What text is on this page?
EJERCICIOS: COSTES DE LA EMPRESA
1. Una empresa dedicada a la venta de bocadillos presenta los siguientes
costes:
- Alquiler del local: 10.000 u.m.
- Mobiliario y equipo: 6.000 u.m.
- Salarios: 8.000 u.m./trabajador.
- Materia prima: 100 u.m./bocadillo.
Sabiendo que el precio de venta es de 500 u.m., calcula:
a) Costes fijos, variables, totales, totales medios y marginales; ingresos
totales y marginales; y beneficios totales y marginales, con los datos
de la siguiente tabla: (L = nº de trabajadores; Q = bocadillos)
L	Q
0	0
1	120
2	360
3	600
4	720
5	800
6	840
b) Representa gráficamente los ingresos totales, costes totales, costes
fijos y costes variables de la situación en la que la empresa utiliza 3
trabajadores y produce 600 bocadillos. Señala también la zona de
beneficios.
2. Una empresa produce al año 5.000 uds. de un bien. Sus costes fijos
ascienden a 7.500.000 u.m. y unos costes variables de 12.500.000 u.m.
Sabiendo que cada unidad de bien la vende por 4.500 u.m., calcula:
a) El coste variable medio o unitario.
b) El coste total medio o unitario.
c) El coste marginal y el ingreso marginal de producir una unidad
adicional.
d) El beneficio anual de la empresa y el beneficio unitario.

● ● ● ●

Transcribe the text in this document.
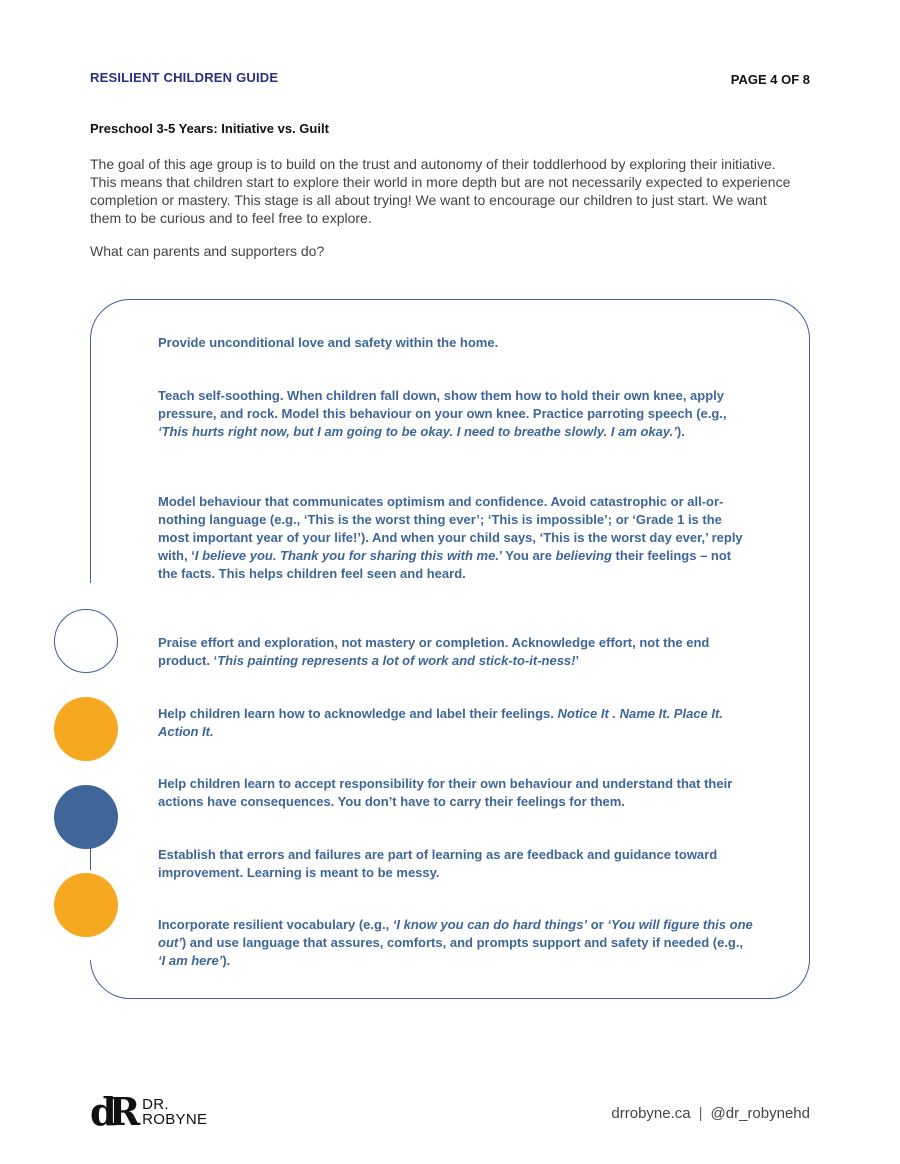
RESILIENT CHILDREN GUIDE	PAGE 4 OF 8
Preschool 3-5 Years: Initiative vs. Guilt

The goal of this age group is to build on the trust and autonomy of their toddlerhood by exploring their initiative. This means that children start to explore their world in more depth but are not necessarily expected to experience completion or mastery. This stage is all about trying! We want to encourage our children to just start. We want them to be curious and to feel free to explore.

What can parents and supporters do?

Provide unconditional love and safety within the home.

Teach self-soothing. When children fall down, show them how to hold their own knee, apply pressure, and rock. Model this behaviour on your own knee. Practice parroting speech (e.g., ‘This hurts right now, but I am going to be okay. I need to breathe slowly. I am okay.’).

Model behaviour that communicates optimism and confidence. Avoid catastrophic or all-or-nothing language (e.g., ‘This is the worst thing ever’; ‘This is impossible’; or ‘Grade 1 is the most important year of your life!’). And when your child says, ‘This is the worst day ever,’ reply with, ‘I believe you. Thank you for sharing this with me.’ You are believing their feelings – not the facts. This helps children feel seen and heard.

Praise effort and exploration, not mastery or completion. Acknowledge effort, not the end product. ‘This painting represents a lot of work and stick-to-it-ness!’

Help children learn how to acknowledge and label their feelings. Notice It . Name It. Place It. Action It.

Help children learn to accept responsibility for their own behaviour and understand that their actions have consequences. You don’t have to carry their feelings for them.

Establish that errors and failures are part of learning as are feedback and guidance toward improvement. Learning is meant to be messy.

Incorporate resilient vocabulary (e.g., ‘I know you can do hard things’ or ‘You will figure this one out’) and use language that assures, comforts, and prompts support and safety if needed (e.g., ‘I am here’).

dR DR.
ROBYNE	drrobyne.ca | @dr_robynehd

● ● ● ●

> _TO DO_
In the records above, collect each line with "mastery".

> _THE COMPLETED TASK_
The goal of this age group is to build on the trust and autonomy of their toddlerhood by exploring their initiative. This means that children start to explore their world in more depth but are not necessarily expected to experience completion or mastery. This stage is all about trying! We want to encourage our children to just start. We want them to be curious and to feel free to explore.
Praise effort and exploration, not mastery or completion. Acknowledge effort, not the end product. ‘This painting represents a lot of work and stick-to-it-ness!’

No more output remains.